Leave the pictures out. Return all other data exactly.

[Stored data entries]
>>

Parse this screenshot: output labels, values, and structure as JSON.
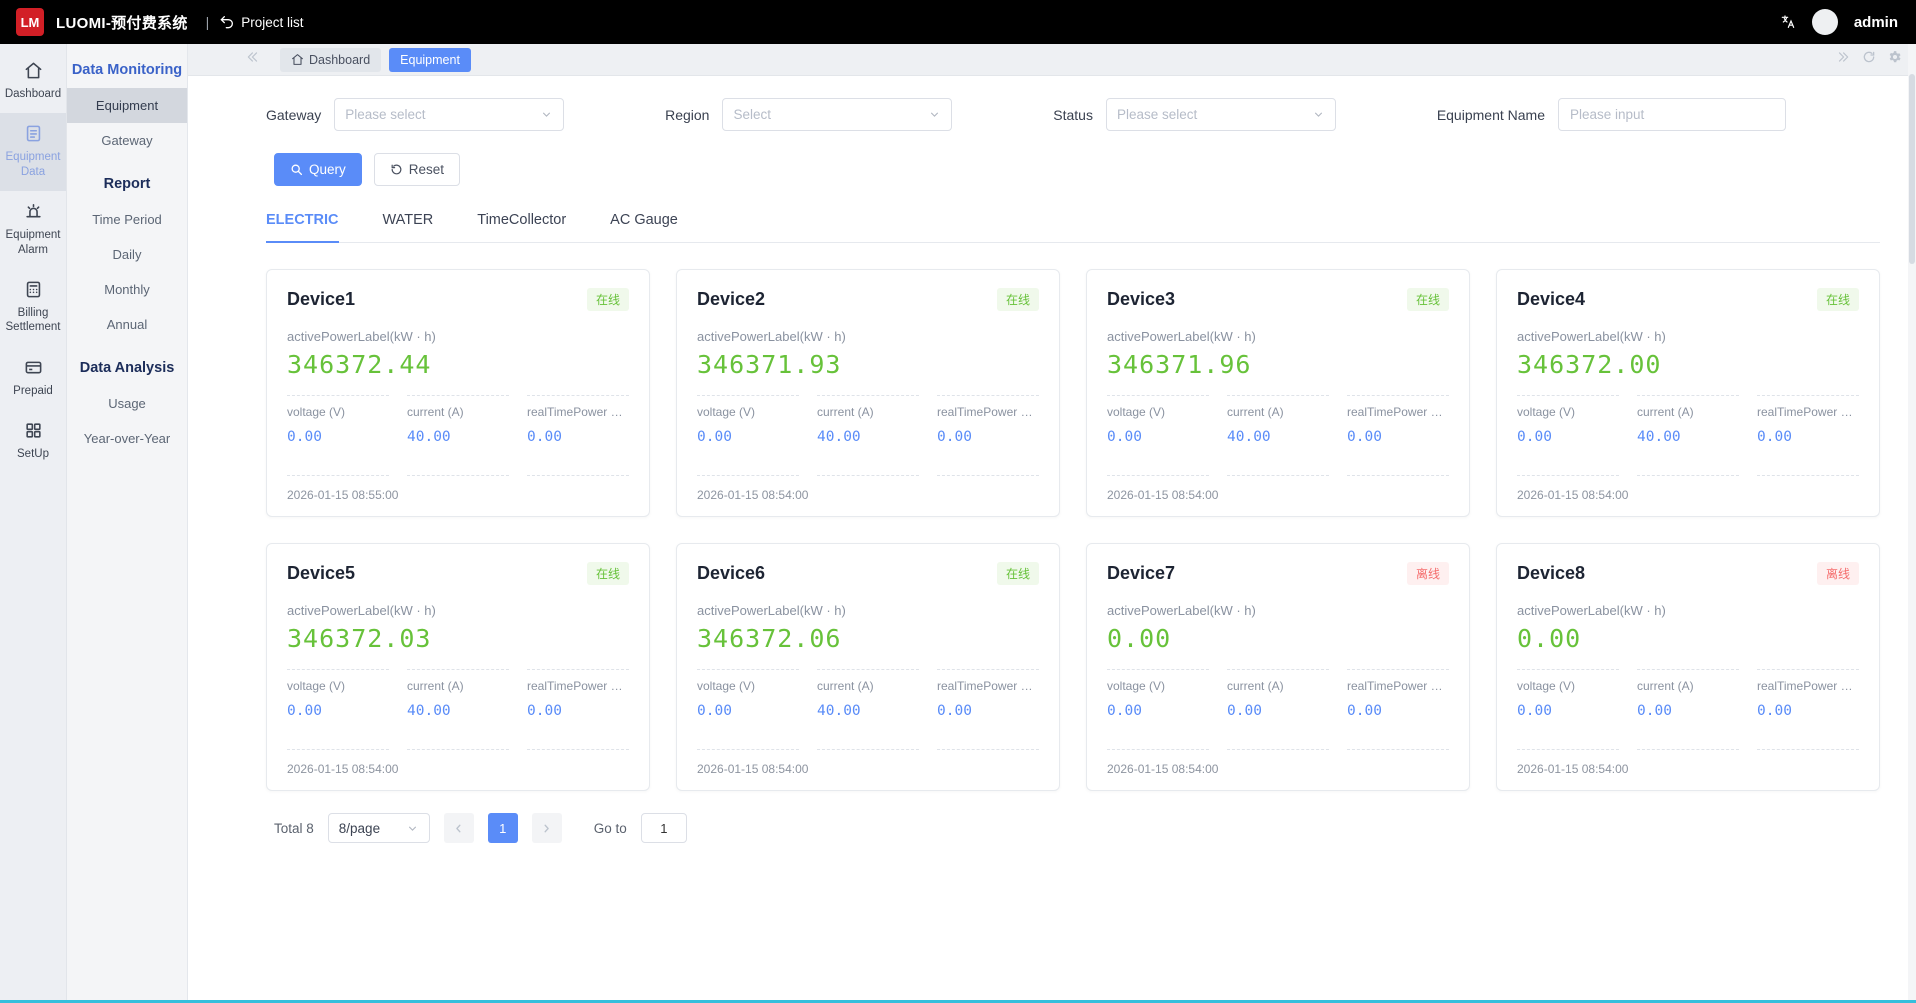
{
  "colors": {
    "accent": "#5a8cf8",
    "power_green": "#67c23a",
    "online_bg": "#f0f9eb",
    "online_text": "#67c23a",
    "offline_bg": "#fef0f0",
    "offline_text": "#f56c6c",
    "logo_red": "#d21f26",
    "topbar_bg": "#000000",
    "bottom_accent": "#35bfdc"
  },
  "icons": {
    "home-icon": "house",
    "equipment-data-icon": "document-lines",
    "equipment-alarm-icon": "alarm-siren",
    "billing-icon": "calculator",
    "prepaid-icon": "credit-card",
    "setup-icon": "grid-squares",
    "back-arrow-icon": "return-arrow",
    "translate-icon": "language-translate",
    "chevron-down-icon": "chevron-down",
    "search-icon": "magnifier",
    "reset-icon": "refresh-circle",
    "refresh-icon": "refresh-circle",
    "settings-gear-icon": "gear",
    "tabs-scroll-left-icon": "double-chevron-left",
    "tabs-scroll-right-icon": "double-chevron-right",
    "prev-icon": "chevron-left",
    "next-icon": "chevron-right"
  },
  "topbar": {
    "logo": "LM",
    "title": "LUOMI-预付费系统",
    "separator": "|",
    "project_list": "Project list",
    "user": "admin"
  },
  "sidebar": {
    "items": [
      {
        "label": "Dashboard",
        "icon": "home-icon",
        "active": false
      },
      {
        "label": "Equipment Data",
        "icon": "equipment-data-icon",
        "active": true
      },
      {
        "label": "Equipment Alarm",
        "icon": "equipment-alarm-icon",
        "active": false
      },
      {
        "label": "Billing Settlement",
        "icon": "billing-icon",
        "active": false
      },
      {
        "label": "Prepaid",
        "icon": "prepaid-icon",
        "active": false
      },
      {
        "label": "SetUp",
        "icon": "setup-icon",
        "active": false
      }
    ]
  },
  "submenu": {
    "sections": [
      {
        "title": "Data Monitoring",
        "accent": true,
        "items": [
          {
            "label": "Equipment",
            "active": true
          },
          {
            "label": "Gateway",
            "active": false
          }
        ]
      },
      {
        "title": "Report",
        "accent": false,
        "items": [
          {
            "label": "Time Period",
            "active": false
          },
          {
            "label": "Daily",
            "active": false
          },
          {
            "label": "Monthly",
            "active": false
          },
          {
            "label": "Annual",
            "active": false
          }
        ]
      },
      {
        "title": "Data Analysis",
        "accent": false,
        "items": [
          {
            "label": "Usage",
            "active": false
          },
          {
            "label": "Year-over-Year",
            "active": false
          }
        ]
      }
    ]
  },
  "tabstrip": {
    "tabs": [
      {
        "label": "Dashboard",
        "active": false
      },
      {
        "label": "Equipment",
        "active": true
      }
    ]
  },
  "filters": {
    "gateway": {
      "label": "Gateway",
      "placeholder": "Please select"
    },
    "region": {
      "label": "Region",
      "placeholder": "Select"
    },
    "status": {
      "label": "Status",
      "placeholder": "Please select"
    },
    "equipment_name": {
      "label": "Equipment Name",
      "placeholder": "Please input"
    },
    "query_label": "Query",
    "reset_label": "Reset"
  },
  "content_tabs": [
    {
      "label": "ELECTRIC",
      "active": true
    },
    {
      "label": "WATER",
      "active": false
    },
    {
      "label": "TimeCollector",
      "active": false
    },
    {
      "label": "AC Gauge",
      "active": false
    }
  ],
  "cards": {
    "power_label": "activePowerLabel(kW · h)",
    "voltage_label": "voltage (V)",
    "current_label": "current (A)",
    "realtime_label": "realTimePower …",
    "devices": [
      {
        "name": "Device1",
        "status": "在线",
        "state": "online",
        "power": "346372.44",
        "voltage": "0.00",
        "current": "40.00",
        "realtime": "0.00",
        "time": "2026-01-15 08:55:00"
      },
      {
        "name": "Device2",
        "status": "在线",
        "state": "online",
        "power": "346371.93",
        "voltage": "0.00",
        "current": "40.00",
        "realtime": "0.00",
        "time": "2026-01-15 08:54:00"
      },
      {
        "name": "Device3",
        "status": "在线",
        "state": "online",
        "power": "346371.96",
        "voltage": "0.00",
        "current": "40.00",
        "realtime": "0.00",
        "time": "2026-01-15 08:54:00"
      },
      {
        "name": "Device4",
        "status": "在线",
        "state": "online",
        "power": "346372.00",
        "voltage": "0.00",
        "current": "40.00",
        "realtime": "0.00",
        "time": "2026-01-15 08:54:00"
      },
      {
        "name": "Device5",
        "status": "在线",
        "state": "online",
        "power": "346372.03",
        "voltage": "0.00",
        "current": "40.00",
        "realtime": "0.00",
        "time": "2026-01-15 08:54:00"
      },
      {
        "name": "Device6",
        "status": "在线",
        "state": "online",
        "power": "346372.06",
        "voltage": "0.00",
        "current": "40.00",
        "realtime": "0.00",
        "time": "2026-01-15 08:54:00"
      },
      {
        "name": "Device7",
        "status": "离线",
        "state": "offline",
        "power": "0.00",
        "voltage": "0.00",
        "current": "0.00",
        "realtime": "0.00",
        "time": "2026-01-15 08:54:00"
      },
      {
        "name": "Device8",
        "status": "离线",
        "state": "offline",
        "power": "0.00",
        "voltage": "0.00",
        "current": "0.00",
        "realtime": "0.00",
        "time": "2026-01-15 08:54:00"
      }
    ]
  },
  "pagination": {
    "total": "Total 8",
    "per_page": "8/page",
    "page": "1",
    "goto_label": "Go to",
    "goto_value": "1"
  }
}
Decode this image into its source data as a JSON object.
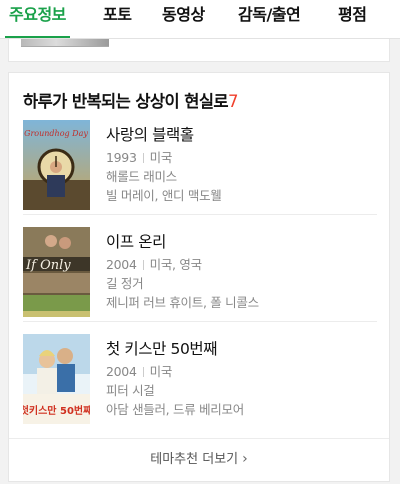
{
  "tabs": [
    {
      "label": "주요정보",
      "active": true
    },
    {
      "label": "포토",
      "active": false
    },
    {
      "label": "동영상",
      "active": false
    },
    {
      "label": "감독/출연",
      "active": false
    },
    {
      "label": "평점",
      "active": false
    }
  ],
  "theme_card": {
    "title": "하루가 반복되는 상상이 현실로",
    "count": "7",
    "movies": [
      {
        "title": "사랑의 블랙홀",
        "year": "1993",
        "country": "미국",
        "director": "해롤드 래미스",
        "cast": "빌 머레이, 앤디 맥도웰",
        "poster_text": "Groundhog Day"
      },
      {
        "title": "이프 온리",
        "year": "2004",
        "country": "미국, 영국",
        "director": "길 정거",
        "cast": "제니퍼 러브 휴이트, 폴 니콜스",
        "poster_text": "If Only"
      },
      {
        "title": "첫 키스만 50번째",
        "year": "2004",
        "country": "미국",
        "director": "피터 시걸",
        "cast": "아담 샌들러, 드류 베리모어",
        "poster_text": "첫키스만 50번째"
      }
    ],
    "more_label": "테마추천 더보기"
  },
  "colors": {
    "accent": "#1aa14a",
    "count": "#f0402c"
  }
}
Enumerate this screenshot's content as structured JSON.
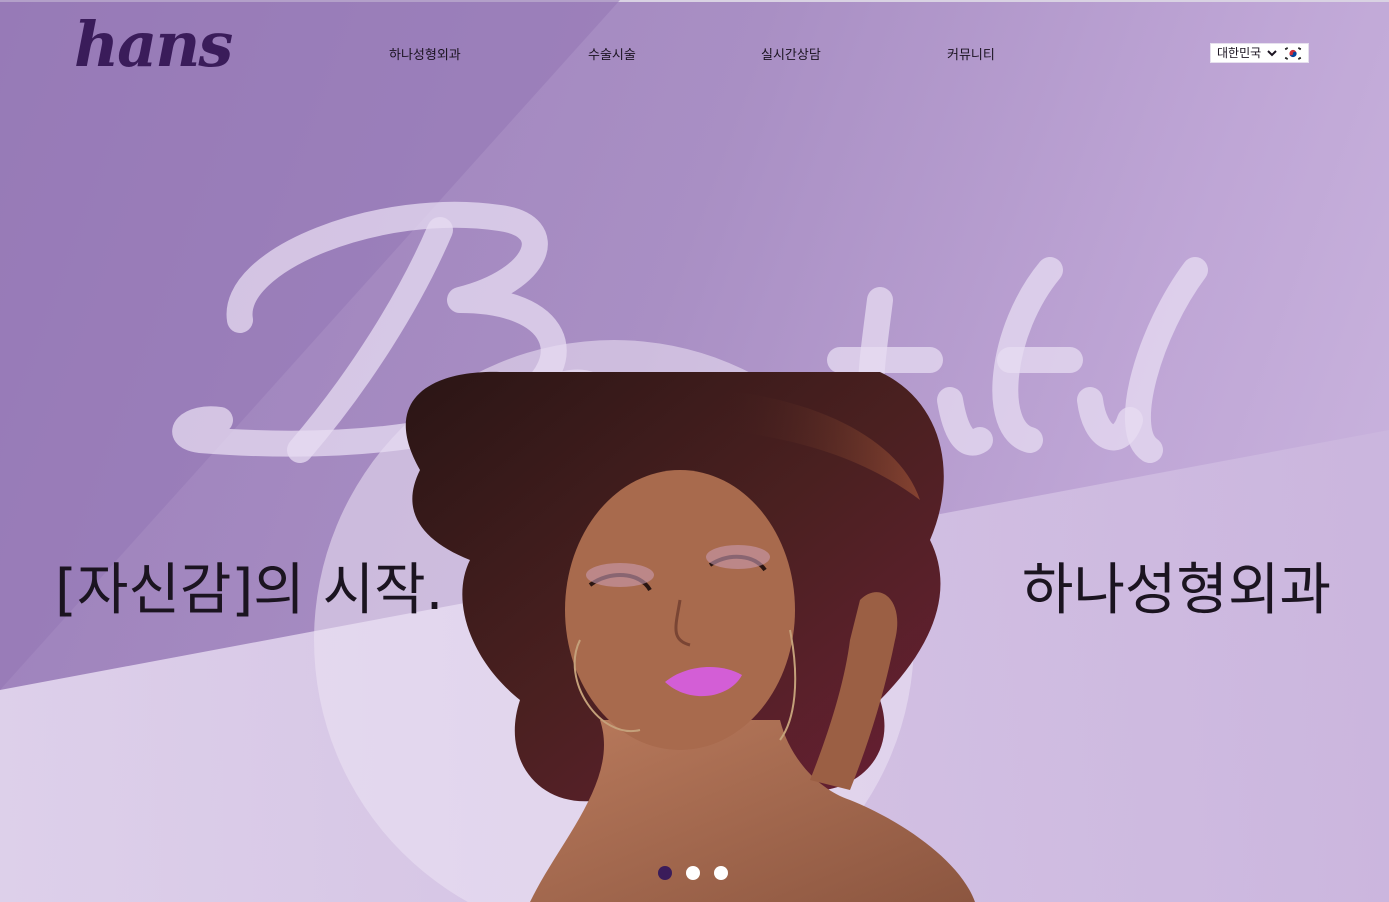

<<

_Problem solution_
Parse this screenshot: output labels, values, and structure as JSON.
{
  "colors": {
    "accent": "#5a8cf8",
    "power_green": "#67c23a",
    "online_bg": "#f0f9eb",
    "online_text": "#67c23a",
    "offline_bg": "#fef0f0",
    "offline_text": "#f56c6c",
    "logo_red": "#d21f26",
    "topbar_bg": "#000000",
    "bottom_accent": "#35bfdc"
  },
  "icons": {
    "home-icon": "house",
    "equipment-data-icon": "document-lines",
    "equipment-alarm-icon": "alarm-siren",
    "billing-icon": "calculator",
    "prepaid-icon": "credit-card",
    "setup-icon": "grid-squares",
    "back-arrow-icon": "return-arrow",
    "translate-icon": "language-translate",
    "chevron-down-icon": "chevron-down",
    "search-icon": "magnifier",
    "reset-icon": "refresh-circle",
    "refresh-icon": "refresh-circle",
    "settings-gear-icon": "gear",
    "tabs-scroll-left-icon": "double-chevron-left",
    "tabs-scroll-right-icon": "double-chevron-right",
    "prev-icon": "chevron-left",
    "next-icon": "chevron-right"
  },
  "topbar": {
    "logo": "LM",
    "title": "LUOMI-预付费系统",
    "separator": "|",
    "project_list": "Project list",
    "user": "admin"
  },
  "sidebar": {
    "items": [
      {
        "label": "Dashboard",
        "icon": "home-icon",
        "active": false
      },
      {
        "label": "Equipment Data",
        "icon": "equipment-data-icon",
        "active": true
      },
      {
        "label": "Equipment Alarm",
        "icon": "equipment-alarm-icon",
        "active": false
      },
      {
        "label": "Billing Settlement",
        "icon": "billing-icon",
        "active": false
      },
      {
        "label": "Prepaid",
        "icon": "prepaid-icon",
        "active": false
      },
      {
        "label": "SetUp",
        "icon": "setup-icon",
        "active": false
      }
    ]
  },
  "submenu": {
    "sections": [
      {
        "title": "Data Monitoring",
        "accent": true,
        "items": [
          {
            "label": "Equipment",
            "active": true
          },
          {
            "label": "Gateway",
            "active": false
          }
        ]
      },
      {
        "title": "Report",
        "accent": false,
        "items": [
          {
            "label": "Time Period",
            "active": false
          },
          {
            "label": "Daily",
            "active": false
          },
          {
            "label": "Monthly",
            "active": false
          },
          {
            "label": "Annual",
            "active": false
          }
        ]
      },
      {
        "title": "Data Analysis",
        "accent": false,
        "items": [
          {
            "label": "Usage",
            "active": false
          },
          {
            "label": "Year-over-Year",
            "active": false
          }
        ]
      }
    ]
  },
  "tabstrip": {
    "tabs": [
      {
        "label": "Dashboard",
        "active": false
      },
      {
        "label": "Equipment",
        "active": true
      }
    ]
  },
  "filters": {
    "gateway": {
      "label": "Gateway",
      "placeholder": "Please select"
    },
    "region": {
      "label": "Region",
      "placeholder": "Select"
    },
    "status": {
      "label": "Status",
      "placeholder": "Please select"
    },
    "equipment_name": {
      "label": "Equipment Name",
      "placeholder": "Please input"
    },
    "query_label": "Query",
    "reset_label": "Reset"
  },
  "content_tabs": [
    {
      "label": "ELECTRIC",
      "active": true
    },
    {
      "label": "WATER",
      "active": false
    },
    {
      "label": "TimeCollector",
      "active": false
    },
    {
      "label": "AC Gauge",
      "active": false
    }
  ],
  "cards": {
    "power_label": "activePowerLabel(kW · h)",
    "voltage_label": "voltage (V)",
    "current_label": "current (A)",
    "realtime_label": "realTimePower …",
    "devices": [
      {
        "name": "Device1",
        "status": "在线",
        "state": "online",
        "power": "346372.44",
        "voltage": "0.00",
        "current": "40.00",
        "realtime": "0.00",
        "time": "2026-01-15 08:55:00"
      },
      {
        "name": "Device2",
        "status": "在线",
        "state": "online",
        "power": "346371.93",
        "voltage": "0.00",
        "current": "40.00",
        "realtime": "0.00",
        "time": "2026-01-15 08:54:00"
      },
      {
        "name": "Device3",
        "status": "在线",
        "state": "online",
        "power": "346371.96",
        "voltage": "0.00",
        "current": "40.00",
        "realtime": "0.00",
        "time": "2026-01-15 08:54:00"
      },
      {
        "name": "Device4",
        "status": "在线",
        "state": "online",
        "power": "346372.00",
        "voltage": "0.00",
        "current": "40.00",
        "realtime": "0.00",
        "time": "2026-01-15 08:54:00"
      },
      {
        "name": "Device5",
        "status": "在线",
        "state": "online",
        "power": "346372.03",
        "voltage": "0.00",
        "current": "40.00",
        "realtime": "0.00",
        "time": "2026-01-15 08:54:00"
      },
      {
        "name": "Device6",
        "status": "在线",
        "state": "online",
        "power": "346372.06",
        "voltage": "0.00",
        "current": "40.00",
        "realtime": "0.00",
        "time": "2026-01-15 08:54:00"
      },
      {
        "name": "Device7",
        "status": "离线",
        "state": "offline",
        "power": "0.00",
        "voltage": "0.00",
        "current": "0.00",
        "realtime": "0.00",
        "time": "2026-01-15 08:54:00"
      },
      {
        "name": "Device8",
        "status": "离线",
        "state": "offline",
        "power": "0.00",
        "voltage": "0.00",
        "current": "0.00",
        "realtime": "0.00",
        "time": "2026-01-15 08:54:00"
      }
    ]
  },
  "pagination": {
    "total": "Total 8",
    "per_page": "8/page",
    "page": "1",
    "goto_label": "Go to",
    "goto_value": "1"
  }
}
Decode this image into its source data as a JSON object.
{
  "tabs": [
    {
      "label": "주요정보",
      "active": true
    },
    {
      "label": "포토",
      "active": false
    },
    {
      "label": "동영상",
      "active": false
    },
    {
      "label": "감독/출연",
      "active": false
    },
    {
      "label": "평점",
      "active": false
    }
  ],
  "theme_card": {
    "title": "하루가 반복되는 상상이 현실로",
    "count": "7",
    "movies": [
      {
        "title": "사랑의 블랙홀",
        "year": "1993",
        "country": "미국",
        "director": "해롤드 래미스",
        "cast": "빌 머레이, 앤디 맥도웰",
        "poster_text": "Groundhog Day"
      },
      {
        "title": "이프 온리",
        "year": "2004",
        "country": "미국, 영국",
        "director": "길 정거",
        "cast": "제니퍼 러브 휴이트, 폴 니콜스",
        "poster_text": "If Only"
      },
      {
        "title": "첫 키스만 50번째",
        "year": "2004",
        "country": "미국",
        "director": "피터 시걸",
        "cast": "아담 샌들러, 드류 베리모어",
        "poster_text": "첫키스만 50번째"
      }
    ],
    "more_label": "테마추천 더보기"
  },
  "colors": {
    "accent": "#1aa14a",
    "count": "#f0402c"
  }
}
Enumerate this screenshot's content as structured JSON.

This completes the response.